§ **WHAT IS EXPECTED**: From the listing below, extract every line in which the word "dose" appears.

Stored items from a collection
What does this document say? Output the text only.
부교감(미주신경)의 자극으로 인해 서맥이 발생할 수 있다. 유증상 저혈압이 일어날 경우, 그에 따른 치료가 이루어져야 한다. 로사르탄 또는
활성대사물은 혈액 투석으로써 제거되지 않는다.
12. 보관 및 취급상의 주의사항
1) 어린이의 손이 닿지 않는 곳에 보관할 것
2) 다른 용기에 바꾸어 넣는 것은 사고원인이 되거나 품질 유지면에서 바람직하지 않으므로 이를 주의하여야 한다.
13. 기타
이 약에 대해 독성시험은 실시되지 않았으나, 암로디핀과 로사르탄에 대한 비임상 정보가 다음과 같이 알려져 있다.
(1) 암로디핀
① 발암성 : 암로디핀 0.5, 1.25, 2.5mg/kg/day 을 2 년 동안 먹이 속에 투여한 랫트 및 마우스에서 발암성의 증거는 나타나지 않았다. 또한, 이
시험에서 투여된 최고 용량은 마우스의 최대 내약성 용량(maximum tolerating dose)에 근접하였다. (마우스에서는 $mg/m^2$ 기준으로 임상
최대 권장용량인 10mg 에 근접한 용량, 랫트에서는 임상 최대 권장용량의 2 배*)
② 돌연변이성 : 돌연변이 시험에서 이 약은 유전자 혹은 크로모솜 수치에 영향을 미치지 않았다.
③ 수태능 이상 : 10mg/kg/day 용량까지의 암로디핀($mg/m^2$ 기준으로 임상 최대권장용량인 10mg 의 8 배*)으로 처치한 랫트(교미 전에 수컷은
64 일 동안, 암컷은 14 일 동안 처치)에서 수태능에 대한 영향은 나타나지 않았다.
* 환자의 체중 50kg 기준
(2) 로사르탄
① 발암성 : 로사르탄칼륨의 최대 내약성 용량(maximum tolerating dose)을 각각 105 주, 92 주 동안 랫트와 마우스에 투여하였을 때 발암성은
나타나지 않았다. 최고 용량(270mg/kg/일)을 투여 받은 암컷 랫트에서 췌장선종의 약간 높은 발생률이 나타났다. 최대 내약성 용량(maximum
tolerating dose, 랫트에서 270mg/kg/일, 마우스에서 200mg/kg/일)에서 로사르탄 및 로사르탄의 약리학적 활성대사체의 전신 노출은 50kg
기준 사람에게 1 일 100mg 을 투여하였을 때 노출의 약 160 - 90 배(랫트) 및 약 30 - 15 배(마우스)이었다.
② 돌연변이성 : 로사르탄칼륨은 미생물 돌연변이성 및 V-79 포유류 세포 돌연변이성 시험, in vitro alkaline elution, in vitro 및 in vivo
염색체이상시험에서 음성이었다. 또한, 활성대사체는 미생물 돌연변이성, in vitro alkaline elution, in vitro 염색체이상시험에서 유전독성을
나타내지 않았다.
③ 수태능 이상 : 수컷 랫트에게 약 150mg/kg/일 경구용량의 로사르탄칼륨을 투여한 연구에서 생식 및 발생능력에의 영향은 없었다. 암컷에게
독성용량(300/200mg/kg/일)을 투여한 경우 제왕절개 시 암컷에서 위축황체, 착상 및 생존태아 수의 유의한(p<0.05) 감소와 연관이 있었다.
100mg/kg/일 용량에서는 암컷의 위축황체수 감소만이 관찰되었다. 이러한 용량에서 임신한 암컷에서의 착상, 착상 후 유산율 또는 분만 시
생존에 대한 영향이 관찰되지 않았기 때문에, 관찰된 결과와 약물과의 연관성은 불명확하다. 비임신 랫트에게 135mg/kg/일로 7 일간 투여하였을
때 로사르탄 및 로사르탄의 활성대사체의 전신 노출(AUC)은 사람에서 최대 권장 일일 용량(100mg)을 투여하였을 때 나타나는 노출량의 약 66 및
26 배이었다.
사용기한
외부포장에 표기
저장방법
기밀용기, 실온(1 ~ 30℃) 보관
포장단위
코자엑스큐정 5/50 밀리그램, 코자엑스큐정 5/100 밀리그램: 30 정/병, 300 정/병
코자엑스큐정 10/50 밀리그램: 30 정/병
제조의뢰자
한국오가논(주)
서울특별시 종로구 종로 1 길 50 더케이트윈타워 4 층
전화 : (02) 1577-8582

§ **WRITTEN ANSWER**:
시험에서 투여된 최고 용량은 마우스의 최대 내약성 용량(maximum tolerating dose)에 근접하였다. (마우스에서는 $mg/m^2$ 기준으로 임상
① 발암성 : 로사르탄칼륨의 최대 내약성 용량(maximum tolerating dose)을 각각 105 주, 92 주 동안 랫트와 마우스에 투여하였을 때 발암성은
tolerating dose, 랫트에서 270mg/kg/일, 마우스에서 200mg/kg/일)에서 로사르탄 및 로사르탄의 약리학적 활성대사체의 전신 노출은 50kg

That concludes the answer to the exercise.